REQUIRED TASK
Find the lines of data that contain the string "screenshot", then list them.
============
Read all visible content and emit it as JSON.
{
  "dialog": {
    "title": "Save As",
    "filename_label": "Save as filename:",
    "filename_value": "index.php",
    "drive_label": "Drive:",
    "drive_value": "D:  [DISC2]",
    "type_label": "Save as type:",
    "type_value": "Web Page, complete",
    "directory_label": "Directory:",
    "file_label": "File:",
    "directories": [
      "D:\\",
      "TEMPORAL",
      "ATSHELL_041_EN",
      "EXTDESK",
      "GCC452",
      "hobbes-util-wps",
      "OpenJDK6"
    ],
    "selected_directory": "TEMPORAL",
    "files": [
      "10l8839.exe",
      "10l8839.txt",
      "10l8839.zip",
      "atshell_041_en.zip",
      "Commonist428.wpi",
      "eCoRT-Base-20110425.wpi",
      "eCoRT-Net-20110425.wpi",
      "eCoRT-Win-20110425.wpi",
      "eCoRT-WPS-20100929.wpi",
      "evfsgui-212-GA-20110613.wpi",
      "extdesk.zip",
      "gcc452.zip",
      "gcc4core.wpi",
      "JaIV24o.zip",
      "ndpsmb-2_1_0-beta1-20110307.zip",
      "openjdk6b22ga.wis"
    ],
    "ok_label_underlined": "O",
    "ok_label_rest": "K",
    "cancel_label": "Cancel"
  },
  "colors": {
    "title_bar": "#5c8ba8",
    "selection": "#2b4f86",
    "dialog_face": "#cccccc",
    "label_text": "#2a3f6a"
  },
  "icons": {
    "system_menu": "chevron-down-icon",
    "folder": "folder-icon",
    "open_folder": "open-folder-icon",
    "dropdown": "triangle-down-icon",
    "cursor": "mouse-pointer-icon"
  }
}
============
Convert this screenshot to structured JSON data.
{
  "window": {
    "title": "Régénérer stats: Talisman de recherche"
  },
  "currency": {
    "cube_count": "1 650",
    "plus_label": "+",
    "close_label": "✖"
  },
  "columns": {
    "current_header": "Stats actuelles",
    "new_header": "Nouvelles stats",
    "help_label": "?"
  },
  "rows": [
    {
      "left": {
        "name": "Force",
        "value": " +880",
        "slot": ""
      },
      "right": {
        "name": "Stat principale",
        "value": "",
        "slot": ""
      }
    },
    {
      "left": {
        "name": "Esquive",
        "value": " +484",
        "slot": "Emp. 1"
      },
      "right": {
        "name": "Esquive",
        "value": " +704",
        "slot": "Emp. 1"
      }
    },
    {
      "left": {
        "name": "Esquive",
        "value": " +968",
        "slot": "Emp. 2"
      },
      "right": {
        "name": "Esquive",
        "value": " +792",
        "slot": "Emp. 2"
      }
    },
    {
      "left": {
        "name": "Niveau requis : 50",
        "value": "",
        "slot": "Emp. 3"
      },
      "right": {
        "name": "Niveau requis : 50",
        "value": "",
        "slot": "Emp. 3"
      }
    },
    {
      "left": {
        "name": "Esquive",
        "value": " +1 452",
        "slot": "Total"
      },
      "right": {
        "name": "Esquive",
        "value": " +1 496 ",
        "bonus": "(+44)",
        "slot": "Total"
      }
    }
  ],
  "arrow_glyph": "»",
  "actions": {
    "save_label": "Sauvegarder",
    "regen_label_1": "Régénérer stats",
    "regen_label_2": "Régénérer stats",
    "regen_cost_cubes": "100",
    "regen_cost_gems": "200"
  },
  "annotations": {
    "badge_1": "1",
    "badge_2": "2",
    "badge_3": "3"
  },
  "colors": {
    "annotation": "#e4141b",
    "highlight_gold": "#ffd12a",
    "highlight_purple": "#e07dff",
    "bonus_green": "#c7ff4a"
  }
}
============
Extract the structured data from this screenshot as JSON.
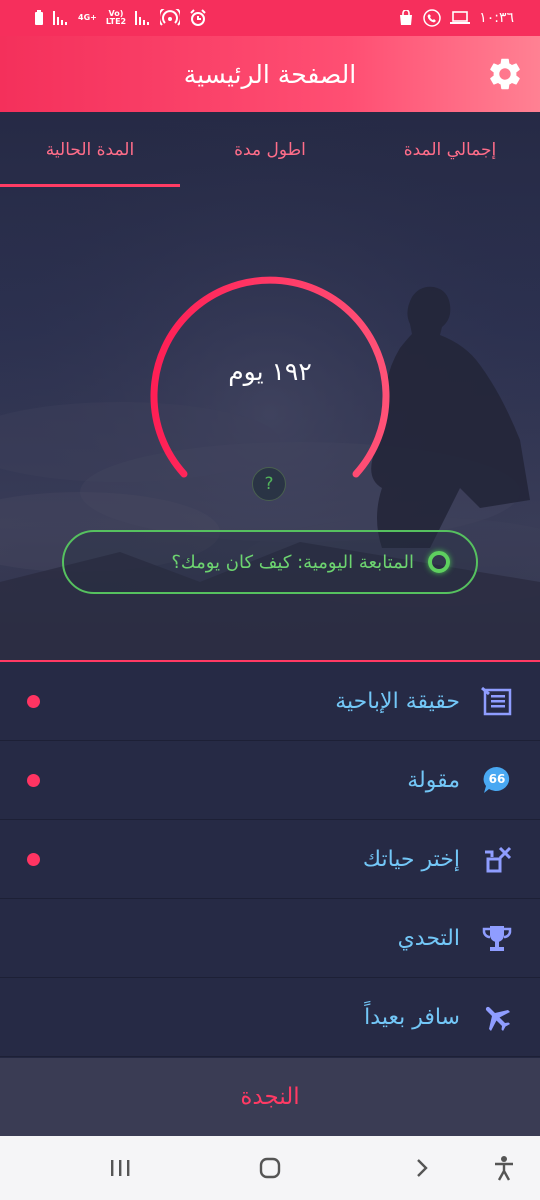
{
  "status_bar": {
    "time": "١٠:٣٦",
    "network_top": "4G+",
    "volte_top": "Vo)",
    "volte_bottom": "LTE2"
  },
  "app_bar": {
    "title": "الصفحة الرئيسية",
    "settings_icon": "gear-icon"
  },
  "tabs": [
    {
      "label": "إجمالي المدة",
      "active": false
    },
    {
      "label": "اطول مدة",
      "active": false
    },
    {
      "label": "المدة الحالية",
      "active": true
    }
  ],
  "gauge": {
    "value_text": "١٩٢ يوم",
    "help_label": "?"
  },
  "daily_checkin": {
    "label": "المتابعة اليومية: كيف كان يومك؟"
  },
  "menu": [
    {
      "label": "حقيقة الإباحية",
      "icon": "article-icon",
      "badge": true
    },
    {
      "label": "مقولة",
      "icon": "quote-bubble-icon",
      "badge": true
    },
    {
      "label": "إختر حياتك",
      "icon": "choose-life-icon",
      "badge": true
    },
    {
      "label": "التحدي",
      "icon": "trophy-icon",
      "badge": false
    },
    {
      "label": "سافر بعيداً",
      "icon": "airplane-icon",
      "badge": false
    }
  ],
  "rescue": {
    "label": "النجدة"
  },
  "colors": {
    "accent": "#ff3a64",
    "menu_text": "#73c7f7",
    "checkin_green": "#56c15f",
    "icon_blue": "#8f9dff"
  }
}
============
RIGHT ANSWER
Convert this screenshot to structured JSON data.
Extract the structured data from this screenshot as JSON.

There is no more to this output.